**EXERCISE PROMPT:** Going through the material below, please gather all lines with the word "protection" in them.

**DATA ROWS:**
>>

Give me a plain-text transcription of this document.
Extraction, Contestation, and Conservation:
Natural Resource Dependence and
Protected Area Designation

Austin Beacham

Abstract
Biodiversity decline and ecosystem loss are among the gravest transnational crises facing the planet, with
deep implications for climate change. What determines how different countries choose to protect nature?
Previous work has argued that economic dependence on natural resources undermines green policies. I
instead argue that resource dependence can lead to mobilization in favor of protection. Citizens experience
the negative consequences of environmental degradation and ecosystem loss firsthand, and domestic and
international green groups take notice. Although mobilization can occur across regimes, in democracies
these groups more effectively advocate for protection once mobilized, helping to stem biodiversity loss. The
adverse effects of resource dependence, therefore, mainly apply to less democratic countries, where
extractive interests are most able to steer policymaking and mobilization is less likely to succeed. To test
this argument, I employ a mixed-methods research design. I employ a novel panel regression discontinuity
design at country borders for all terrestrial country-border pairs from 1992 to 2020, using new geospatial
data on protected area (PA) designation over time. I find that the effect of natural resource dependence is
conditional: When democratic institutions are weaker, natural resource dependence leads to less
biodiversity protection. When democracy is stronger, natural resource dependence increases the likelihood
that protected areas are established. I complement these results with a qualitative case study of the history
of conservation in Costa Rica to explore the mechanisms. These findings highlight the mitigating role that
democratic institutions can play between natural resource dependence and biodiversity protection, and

<<

**FULL OUTPUT:**
instead argue that resource dependence can lead to mobilization in favor of protection. Citizens experience
these groups more effectively advocate for protection once mobilized, helping to stem biodiversity loss. The
biodiversity protection. When democracy is stronger, natural resource dependence increases the likelihood
democratic institutions can play between natural resource dependence and biodiversity protection, and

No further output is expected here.